Restate the entries below word for word, omitting nothing.

Entries from a dataset:
'''
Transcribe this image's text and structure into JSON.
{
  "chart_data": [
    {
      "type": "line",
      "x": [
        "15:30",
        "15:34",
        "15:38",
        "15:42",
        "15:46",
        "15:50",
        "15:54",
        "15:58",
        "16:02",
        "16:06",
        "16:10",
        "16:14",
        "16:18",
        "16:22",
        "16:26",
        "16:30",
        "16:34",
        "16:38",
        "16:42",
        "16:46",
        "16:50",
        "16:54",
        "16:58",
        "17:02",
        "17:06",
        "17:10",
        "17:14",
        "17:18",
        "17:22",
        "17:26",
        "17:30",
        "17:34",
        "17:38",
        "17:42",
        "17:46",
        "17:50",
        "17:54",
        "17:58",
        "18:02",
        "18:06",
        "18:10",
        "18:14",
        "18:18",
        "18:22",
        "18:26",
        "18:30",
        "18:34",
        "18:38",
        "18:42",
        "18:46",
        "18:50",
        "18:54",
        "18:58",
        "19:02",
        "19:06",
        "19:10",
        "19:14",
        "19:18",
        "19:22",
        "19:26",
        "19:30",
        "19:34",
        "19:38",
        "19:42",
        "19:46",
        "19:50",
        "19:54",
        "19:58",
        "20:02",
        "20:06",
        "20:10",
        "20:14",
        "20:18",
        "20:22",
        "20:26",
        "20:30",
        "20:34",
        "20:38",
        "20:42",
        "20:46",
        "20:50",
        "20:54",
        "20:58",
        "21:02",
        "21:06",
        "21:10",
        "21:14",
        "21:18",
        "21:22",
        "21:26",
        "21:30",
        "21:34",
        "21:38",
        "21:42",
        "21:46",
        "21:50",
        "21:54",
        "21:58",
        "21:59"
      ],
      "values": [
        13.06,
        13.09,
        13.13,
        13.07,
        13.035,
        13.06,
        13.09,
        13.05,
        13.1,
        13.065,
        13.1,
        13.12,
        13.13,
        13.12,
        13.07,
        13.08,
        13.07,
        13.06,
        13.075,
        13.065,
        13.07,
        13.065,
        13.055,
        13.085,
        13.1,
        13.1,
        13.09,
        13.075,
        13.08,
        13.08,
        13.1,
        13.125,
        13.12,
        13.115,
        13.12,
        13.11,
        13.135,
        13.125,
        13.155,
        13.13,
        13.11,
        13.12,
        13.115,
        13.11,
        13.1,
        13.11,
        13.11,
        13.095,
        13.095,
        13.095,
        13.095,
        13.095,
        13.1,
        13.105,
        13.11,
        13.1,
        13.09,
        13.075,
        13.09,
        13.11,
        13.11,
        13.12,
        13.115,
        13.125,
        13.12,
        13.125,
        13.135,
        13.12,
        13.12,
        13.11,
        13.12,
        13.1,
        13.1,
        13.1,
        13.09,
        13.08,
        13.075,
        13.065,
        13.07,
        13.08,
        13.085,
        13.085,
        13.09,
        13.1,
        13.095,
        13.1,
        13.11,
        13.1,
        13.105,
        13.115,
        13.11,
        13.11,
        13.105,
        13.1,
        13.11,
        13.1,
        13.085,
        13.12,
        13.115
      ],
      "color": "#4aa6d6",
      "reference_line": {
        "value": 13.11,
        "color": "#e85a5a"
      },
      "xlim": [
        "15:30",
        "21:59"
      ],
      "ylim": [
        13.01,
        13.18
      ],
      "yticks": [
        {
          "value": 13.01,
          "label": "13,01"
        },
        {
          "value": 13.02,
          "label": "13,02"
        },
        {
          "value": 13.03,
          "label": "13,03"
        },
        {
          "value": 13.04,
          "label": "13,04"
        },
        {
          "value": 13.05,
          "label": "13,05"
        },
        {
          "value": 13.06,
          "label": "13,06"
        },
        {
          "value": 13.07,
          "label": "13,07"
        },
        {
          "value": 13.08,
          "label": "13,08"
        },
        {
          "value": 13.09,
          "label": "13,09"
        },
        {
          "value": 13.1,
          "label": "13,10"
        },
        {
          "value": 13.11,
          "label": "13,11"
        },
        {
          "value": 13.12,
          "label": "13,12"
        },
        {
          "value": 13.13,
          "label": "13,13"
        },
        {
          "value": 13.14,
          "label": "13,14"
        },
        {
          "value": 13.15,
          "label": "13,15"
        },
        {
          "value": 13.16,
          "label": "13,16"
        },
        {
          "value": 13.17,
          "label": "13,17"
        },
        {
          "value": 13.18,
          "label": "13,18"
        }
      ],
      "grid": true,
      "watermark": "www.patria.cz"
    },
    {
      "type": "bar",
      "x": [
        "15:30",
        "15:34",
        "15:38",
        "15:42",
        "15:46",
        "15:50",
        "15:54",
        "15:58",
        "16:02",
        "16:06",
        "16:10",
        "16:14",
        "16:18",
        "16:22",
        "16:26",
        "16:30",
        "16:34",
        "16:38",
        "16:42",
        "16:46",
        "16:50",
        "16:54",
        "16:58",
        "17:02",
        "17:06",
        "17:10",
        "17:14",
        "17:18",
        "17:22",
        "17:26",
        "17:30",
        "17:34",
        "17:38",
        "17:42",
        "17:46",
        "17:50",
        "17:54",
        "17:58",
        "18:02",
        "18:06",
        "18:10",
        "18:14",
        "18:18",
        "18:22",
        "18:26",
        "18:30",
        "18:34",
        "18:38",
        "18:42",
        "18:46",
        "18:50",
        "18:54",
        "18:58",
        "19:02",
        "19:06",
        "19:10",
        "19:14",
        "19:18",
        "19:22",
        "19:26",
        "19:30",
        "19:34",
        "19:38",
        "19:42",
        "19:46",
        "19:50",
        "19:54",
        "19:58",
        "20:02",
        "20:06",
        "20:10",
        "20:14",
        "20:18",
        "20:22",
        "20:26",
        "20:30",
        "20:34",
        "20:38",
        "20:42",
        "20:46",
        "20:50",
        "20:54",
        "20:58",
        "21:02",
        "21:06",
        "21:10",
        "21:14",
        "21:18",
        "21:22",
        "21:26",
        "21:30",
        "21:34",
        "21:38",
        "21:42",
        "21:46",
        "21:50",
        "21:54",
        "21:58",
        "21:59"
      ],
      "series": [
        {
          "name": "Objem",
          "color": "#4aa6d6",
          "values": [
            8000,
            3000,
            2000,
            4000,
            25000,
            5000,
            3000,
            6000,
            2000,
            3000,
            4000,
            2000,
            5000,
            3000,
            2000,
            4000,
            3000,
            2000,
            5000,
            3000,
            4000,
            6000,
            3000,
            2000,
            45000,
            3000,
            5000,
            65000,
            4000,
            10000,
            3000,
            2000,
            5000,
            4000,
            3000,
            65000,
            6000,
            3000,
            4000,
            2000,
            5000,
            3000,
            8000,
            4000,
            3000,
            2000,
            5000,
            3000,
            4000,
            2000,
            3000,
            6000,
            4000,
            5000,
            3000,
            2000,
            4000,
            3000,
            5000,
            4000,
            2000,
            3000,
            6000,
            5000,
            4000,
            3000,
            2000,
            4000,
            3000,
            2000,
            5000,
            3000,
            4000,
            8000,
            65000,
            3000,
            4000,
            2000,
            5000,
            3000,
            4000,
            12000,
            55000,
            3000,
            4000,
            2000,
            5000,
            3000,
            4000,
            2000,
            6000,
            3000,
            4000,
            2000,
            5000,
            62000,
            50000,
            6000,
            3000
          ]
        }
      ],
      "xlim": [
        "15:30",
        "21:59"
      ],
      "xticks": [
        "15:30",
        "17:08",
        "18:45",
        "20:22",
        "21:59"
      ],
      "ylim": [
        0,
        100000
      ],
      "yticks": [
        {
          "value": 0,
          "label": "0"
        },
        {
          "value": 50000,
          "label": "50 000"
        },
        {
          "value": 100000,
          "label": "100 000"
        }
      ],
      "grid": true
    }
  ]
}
'''
TASK OUTPUT:
Transcribe this image's text and structure into JSON.
{
  "chart_data": [
    {
      "type": "line",
      "x": [
        "15:30",
        "15:34",
        "15:38",
        "15:42",
        "15:46",
        "15:50",
        "15:54",
        "15:58",
        "16:02",
        "16:06",
        "16:10",
        "16:14",
        "16:18",
        "16:22",
        "16:26",
        "16:30",
        "16:34",
        "16:38",
        "16:42",
        "16:46",
        "16:50",
        "16:54",
        "16:58",
        "17:02",
        "17:06",
        "17:10",
        "17:14",
        "17:18",
        "17:22",
        "17:26",
        "17:30",
        "17:34",
        "17:38",
        "17:42",
        "17:46",
        "17:50",
        "17:54",
        "17:58",
        "18:02",
        "18:06",
        "18:10",
        "18:14",
        "18:18",
        "18:22",
        "18:26",
        "18:30",
        "18:34",
        "18:38",
        "18:42",
        "18:46",
        "18:50",
        "18:54",
        "18:58",
        "19:02",
        "19:06",
        "19:10",
        "19:14",
        "19:18",
        "19:22",
        "19:26",
        "19:30",
        "19:34",
        "19:38",
        "19:42",
        "19:46",
        "19:50",
        "19:54",
        "19:58",
        "20:02",
        "20:06",
        "20:10",
        "20:14",
        "20:18",
        "20:22",
        "20:26",
        "20:30",
        "20:34",
        "20:38",
        "20:42",
        "20:46",
        "20:50",
        "20:54",
        "20:58",
        "21:02",
        "21:06",
        "21:10",
        "21:14",
        "21:18",
        "21:22",
        "21:26",
        "21:30",
        "21:34",
        "21:38",
        "21:42",
        "21:46",
        "21:50",
        "21:54",
        "21:58",
        "21:59"
      ],
      "values": [
        13.06,
        13.09,
        13.13,
        13.07,
        13.035,
        13.06,
        13.09,
        13.05,
        13.1,
        13.065,
        13.1,
        13.12,
        13.13,
        13.12,
        13.07,
        13.08,
        13.07,
        13.06,
        13.075,
        13.065,
        13.07,
        13.065,
        13.055,
        13.085,
        13.1,
        13.1,
        13.09,
        13.075,
        13.08,
        13.08,
        13.1,
        13.125,
        13.12,
        13.115,
        13.12,
        13.11,
        13.135,
        13.125,
        13.155,
        13.13,
        13.11,
        13.12,
        13.115,
        13.11,
        13.1,
        13.11,
        13.11,
        13.095,
        13.095,
        13.095,
        13.095,
        13.095,
        13.1,
        13.105,
        13.11,
        13.1,
        13.09,
        13.075,
        13.09,
        13.11,
        13.11,
        13.12,
        13.115,
        13.125,
        13.12,
        13.125,
        13.135,
        13.12,
        13.12,
        13.11,
        13.12,
        13.1,
        13.1,
        13.1,
        13.09,
        13.08,
        13.075,
        13.065,
        13.07,
        13.08,
        13.085,
        13.085,
        13.09,
        13.1,
        13.095,
        13.1,
        13.11,
        13.1,
        13.105,
        13.115,
        13.11,
        13.11,
        13.105,
        13.1,
        13.11,
        13.1,
        13.085,
        13.12,
        13.115
      ],
      "color": "#4aa6d6",
      "reference_line": {
        "value": 13.11,
        "color": "#e85a5a"
      },
      "xlim": [
        "15:30",
        "21:59"
      ],
      "ylim": [
        13.01,
        13.18
      ],
      "yticks": [
        {
          "value": 13.01,
          "label": "13,01"
        },
        {
          "value": 13.02,
          "label": "13,02"
        },
        {
          "value": 13.03,
          "label": "13,03"
        },
        {
          "value": 13.04,
          "label": "13,04"
        },
        {
          "value": 13.05,
          "label": "13,05"
        },
        {
          "value": 13.06,
          "label": "13,06"
        },
        {
          "value": 13.07,
          "label": "13,07"
        },
        {
          "value": 13.08,
          "label": "13,08"
        },
        {
          "value": 13.09,
          "label": "13,09"
        },
        {
          "value": 13.1,
          "label": "13,10"
        },
        {
          "value": 13.11,
          "label": "13,11"
        },
        {
          "value": 13.12,
          "label": "13,12"
        },
        {
          "value": 13.13,
          "label": "13,13"
        },
        {
          "value": 13.14,
          "label": "13,14"
        },
        {
          "value": 13.15,
          "label": "13,15"
        },
        {
          "value": 13.16,
          "label": "13,16"
        },
        {
          "value": 13.17,
          "label": "13,17"
        },
        {
          "value": 13.18,
          "label": "13,18"
        }
      ],
      "grid": true,
      "watermark": "www.patria.cz"
    },
    {
      "type": "bar",
      "x": [
        "15:30",
        "15:34",
        "15:38",
        "15:42",
        "15:46",
        "15:50",
        "15:54",
        "15:58",
        "16:02",
        "16:06",
        "16:10",
        "16:14",
        "16:18",
        "16:22",
        "16:26",
        "16:30",
        "16:34",
        "16:38",
        "16:42",
        "16:46",
        "16:50",
        "16:54",
        "16:58",
        "17:02",
        "17:06",
        "17:10",
        "17:14",
        "17:18",
        "17:22",
        "17:26",
        "17:30",
        "17:34",
        "17:38",
        "17:42",
        "17:46",
        "17:50",
        "17:54",
        "17:58",
        "18:02",
        "18:06",
        "18:10",
        "18:14",
        "18:18",
        "18:22",
        "18:26",
        "18:30",
        "18:34",
        "18:38",
        "18:42",
        "18:46",
        "18:50",
        "18:54",
        "18:58",
        "19:02",
        "19:06",
        "19:10",
        "19:14",
        "19:18",
        "19:22",
        "19:26",
        "19:30",
        "19:34",
        "19:38",
        "19:42",
        "19:46",
        "19:50",
        "19:54",
        "19:58",
        "20:02",
        "20:06",
        "20:10",
        "20:14",
        "20:18",
        "20:22",
        "20:26",
        "20:30",
        "20:34",
        "20:38",
        "20:42",
        "20:46",
        "20:50",
        "20:54",
        "20:58",
        "21:02",
        "21:06",
        "21:10",
        "21:14",
        "21:18",
        "21:22",
        "21:26",
        "21:30",
        "21:34",
        "21:38",
        "21:42",
        "21:46",
        "21:50",
        "21:54",
        "21:58",
        "21:59"
      ],
      "series": [
        {
          "name": "Objem",
          "color": "#4aa6d6",
          "values": [
            8000,
            3000,
            2000,
            4000,
            25000,
            5000,
            3000,
            6000,
            2000,
            3000,
            4000,
            2000,
            5000,
            3000,
            2000,
            4000,
            3000,
            2000,
            5000,
            3000,
            4000,
            6000,
            3000,
            2000,
            45000,
            3000,
            5000,
            65000,
            4000,
            10000,
            3000,
            2000,
            5000,
            4000,
            3000,
            65000,
            6000,
            3000,
            4000,
            2000,
            5000,
            3000,
            8000,
            4000,
            3000,
            2000,
            5000,
            3000,
            4000,
            2000,
            3000,
            6000,
            4000,
            5000,
            3000,
            2000,
            4000,
            3000,
            5000,
            4000,
            2000,
            3000,
            6000,
            5000,
            4000,
            3000,
            2000,
            4000,
            3000,
            2000,
            5000,
            3000,
            4000,
            8000,
            65000,
            3000,
            4000,
            2000,
            5000,
            3000,
            4000,
            12000,
            55000,
            3000,
            4000,
            2000,
            5000,
            3000,
            4000,
            2000,
            6000,
            3000,
            4000,
            2000,
            5000,
            62000,
            50000,
            6000,
            3000
          ]
        }
      ],
      "xlim": [
        "15:30",
        "21:59"
      ],
      "xticks": [
        "15:30",
        "17:08",
        "18:45",
        "20:22",
        "21:59"
      ],
      "ylim": [
        0,
        100000
      ],
      "yticks": [
        {
          "value": 0,
          "label": "0"
        },
        {
          "value": 50000,
          "label": "50 000"
        },
        {
          "value": 100000,
          "label": "100 000"
        }
      ],
      "grid": true
    }
  ]
}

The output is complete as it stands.